Task instructions: Identify every line in the records below that contains the word "ឌលចត", and reproduce each one.

Input data:

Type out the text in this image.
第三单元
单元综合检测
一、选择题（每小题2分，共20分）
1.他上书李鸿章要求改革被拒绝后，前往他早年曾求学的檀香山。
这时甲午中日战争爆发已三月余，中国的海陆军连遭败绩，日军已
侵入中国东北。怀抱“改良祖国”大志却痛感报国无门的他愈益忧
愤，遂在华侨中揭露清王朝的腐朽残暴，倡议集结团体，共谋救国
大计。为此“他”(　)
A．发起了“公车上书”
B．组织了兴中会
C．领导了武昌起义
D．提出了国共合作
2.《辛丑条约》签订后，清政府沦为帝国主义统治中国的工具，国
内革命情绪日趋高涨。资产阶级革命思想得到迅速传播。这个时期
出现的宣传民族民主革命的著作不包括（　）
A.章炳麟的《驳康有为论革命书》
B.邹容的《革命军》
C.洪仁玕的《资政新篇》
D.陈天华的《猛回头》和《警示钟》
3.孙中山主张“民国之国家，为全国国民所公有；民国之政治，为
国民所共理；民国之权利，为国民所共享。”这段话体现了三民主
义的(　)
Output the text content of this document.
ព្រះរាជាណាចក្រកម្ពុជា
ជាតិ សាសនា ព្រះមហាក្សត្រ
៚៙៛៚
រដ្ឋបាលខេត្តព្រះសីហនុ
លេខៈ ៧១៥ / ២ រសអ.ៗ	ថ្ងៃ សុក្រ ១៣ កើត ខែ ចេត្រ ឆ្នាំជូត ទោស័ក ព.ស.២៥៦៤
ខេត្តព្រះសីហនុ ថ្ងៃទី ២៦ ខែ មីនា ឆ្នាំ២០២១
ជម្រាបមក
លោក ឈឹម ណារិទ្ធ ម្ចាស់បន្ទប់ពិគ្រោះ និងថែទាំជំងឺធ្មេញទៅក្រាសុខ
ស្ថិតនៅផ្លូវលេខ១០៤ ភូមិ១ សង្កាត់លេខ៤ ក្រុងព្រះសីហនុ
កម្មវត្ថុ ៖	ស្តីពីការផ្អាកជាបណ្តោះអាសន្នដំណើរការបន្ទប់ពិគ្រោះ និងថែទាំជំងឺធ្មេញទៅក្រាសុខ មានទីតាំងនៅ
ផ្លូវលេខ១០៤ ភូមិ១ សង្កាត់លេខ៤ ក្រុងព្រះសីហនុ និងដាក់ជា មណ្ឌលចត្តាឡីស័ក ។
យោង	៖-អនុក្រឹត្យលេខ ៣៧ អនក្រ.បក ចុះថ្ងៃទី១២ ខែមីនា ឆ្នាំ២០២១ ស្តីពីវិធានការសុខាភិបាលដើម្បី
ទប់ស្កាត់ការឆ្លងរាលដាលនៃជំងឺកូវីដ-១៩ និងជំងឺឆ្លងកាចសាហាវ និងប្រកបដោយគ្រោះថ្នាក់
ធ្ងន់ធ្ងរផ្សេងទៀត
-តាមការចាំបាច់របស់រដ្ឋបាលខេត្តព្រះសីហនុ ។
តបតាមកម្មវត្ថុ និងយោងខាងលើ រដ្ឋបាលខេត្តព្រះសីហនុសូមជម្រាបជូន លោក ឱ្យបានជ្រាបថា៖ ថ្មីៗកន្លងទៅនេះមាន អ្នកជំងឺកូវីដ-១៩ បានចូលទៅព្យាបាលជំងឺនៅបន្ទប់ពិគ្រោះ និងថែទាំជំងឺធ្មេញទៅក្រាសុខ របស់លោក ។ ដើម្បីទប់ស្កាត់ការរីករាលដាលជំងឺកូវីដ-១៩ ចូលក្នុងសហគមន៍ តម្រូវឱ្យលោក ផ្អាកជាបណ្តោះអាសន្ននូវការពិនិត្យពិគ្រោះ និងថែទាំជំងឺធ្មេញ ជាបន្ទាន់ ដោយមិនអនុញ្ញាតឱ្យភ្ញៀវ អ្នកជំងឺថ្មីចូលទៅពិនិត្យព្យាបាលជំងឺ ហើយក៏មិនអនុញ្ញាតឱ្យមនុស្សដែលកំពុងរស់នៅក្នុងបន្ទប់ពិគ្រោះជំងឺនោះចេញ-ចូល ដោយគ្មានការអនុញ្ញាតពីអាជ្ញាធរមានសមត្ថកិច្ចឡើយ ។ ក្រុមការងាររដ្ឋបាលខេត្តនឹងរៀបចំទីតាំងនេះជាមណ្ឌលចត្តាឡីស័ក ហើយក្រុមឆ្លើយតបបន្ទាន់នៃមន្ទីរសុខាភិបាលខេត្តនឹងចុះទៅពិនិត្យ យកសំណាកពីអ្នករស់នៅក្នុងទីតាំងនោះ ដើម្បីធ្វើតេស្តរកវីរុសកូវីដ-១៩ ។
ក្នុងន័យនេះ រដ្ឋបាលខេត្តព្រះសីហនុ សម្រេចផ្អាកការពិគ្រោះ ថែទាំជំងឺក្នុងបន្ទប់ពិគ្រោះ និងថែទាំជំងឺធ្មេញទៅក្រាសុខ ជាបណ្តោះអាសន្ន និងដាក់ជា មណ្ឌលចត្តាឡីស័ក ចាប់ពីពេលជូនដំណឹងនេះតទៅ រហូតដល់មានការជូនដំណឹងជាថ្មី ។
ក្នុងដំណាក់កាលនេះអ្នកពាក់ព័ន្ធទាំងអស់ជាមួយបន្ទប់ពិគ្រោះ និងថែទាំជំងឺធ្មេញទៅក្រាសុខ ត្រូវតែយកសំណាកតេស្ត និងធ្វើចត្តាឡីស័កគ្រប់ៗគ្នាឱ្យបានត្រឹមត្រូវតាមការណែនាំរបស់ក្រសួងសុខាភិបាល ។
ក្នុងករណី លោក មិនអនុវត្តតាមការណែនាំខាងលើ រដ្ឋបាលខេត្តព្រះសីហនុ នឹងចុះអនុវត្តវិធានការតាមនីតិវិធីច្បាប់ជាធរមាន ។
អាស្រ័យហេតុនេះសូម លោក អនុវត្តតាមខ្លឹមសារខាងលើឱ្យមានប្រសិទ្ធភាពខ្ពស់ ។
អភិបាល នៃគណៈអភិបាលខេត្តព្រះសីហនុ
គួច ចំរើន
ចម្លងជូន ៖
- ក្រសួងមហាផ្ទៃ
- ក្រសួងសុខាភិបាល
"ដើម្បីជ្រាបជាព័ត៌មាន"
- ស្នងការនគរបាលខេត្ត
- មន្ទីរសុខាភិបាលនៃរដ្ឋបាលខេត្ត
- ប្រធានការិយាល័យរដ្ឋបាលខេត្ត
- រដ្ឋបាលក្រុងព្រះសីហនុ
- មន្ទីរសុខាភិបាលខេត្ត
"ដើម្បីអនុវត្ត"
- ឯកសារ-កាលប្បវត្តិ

Answer to this exercise:
ផ្លូវលេខ១០៤ ភូមិ១ សង្កាត់លេខ៤ ក្រុងព្រះសីហនុ និងដាក់ជា មណ្ឌលចត្តាឡីស័ក ។
តបតាមកម្មវត្ថុ និងយោងខាងលើ រដ្ឋបាលខេត្តព្រះសីហនុសូមជម្រាបជូន លោក ឱ្យបានជ្រាបថា៖ ថ្មីៗកន្លងទៅនេះមាន អ្នកជំងឺកូវីដ-១៩ បានចូលទៅព្យាបាលជំងឺនៅបន្ទប់ពិគ្រោះ និងថែទាំជំងឺធ្មេញទៅក្រាសុខ របស់លោក ។ ដើម្បីទប់ស្កាត់ការរីករាលដាលជំងឺកូវីដ-១៩ ចូលក្នុងសហគមន៍ តម្រូវឱ្យលោក ផ្អាកជាបណ្តោះអាសន្ននូវការពិនិត្យពិគ្រោះ និងថែទាំជំងឺធ្មេញ ជាបន្ទាន់ ដោយមិនអនុញ្ញាតឱ្យភ្ញៀវ អ្នកជំងឺថ្មីចូលទៅពិនិត្យព្យាបាលជំងឺ ហើយក៏មិនអនុញ្ញាតឱ្យមនុស្សដែលកំពុងរស់នៅក្នុងបន្ទប់ពិគ្រោះជំងឺនោះចេញ-ចូល ដោយគ្មានការអនុញ្ញាតពីអាជ្ញាធរមានសមត្ថកិច្ចឡើយ ។ ក្រុមការងាររដ្ឋបាលខេត្តនឹងរៀបចំទីតាំងនេះជាមណ្ឌលចត្តាឡីស័ក ហើយក្រុមឆ្លើយតបបន្ទាន់នៃមន្ទីរសុខាភិបាលខេត្តនឹងចុះទៅពិនិត្យ យកសំណាកពីអ្នករស់នៅក្នុងទីតាំងនោះ ដើម្បីធ្វើតេស្តរកវីរុសកូវីដ-១៩ ។
ក្នុងន័យនេះ រដ្ឋបាលខេត្តព្រះសីហនុ សម្រេចផ្អាកការពិគ្រោះ ថែទាំជំងឺក្នុងបន្ទប់ពិគ្រោះ និងថែទាំជំងឺធ្មេញទៅក្រាសុខ ជាបណ្តោះអាសន្ន និងដាក់ជា មណ្ឌលចត្តាឡីស័ក ចាប់ពីពេលជូនដំណឹងនេះតទៅ រហូតដល់មានការជូនដំណឹងជាថ្មី ។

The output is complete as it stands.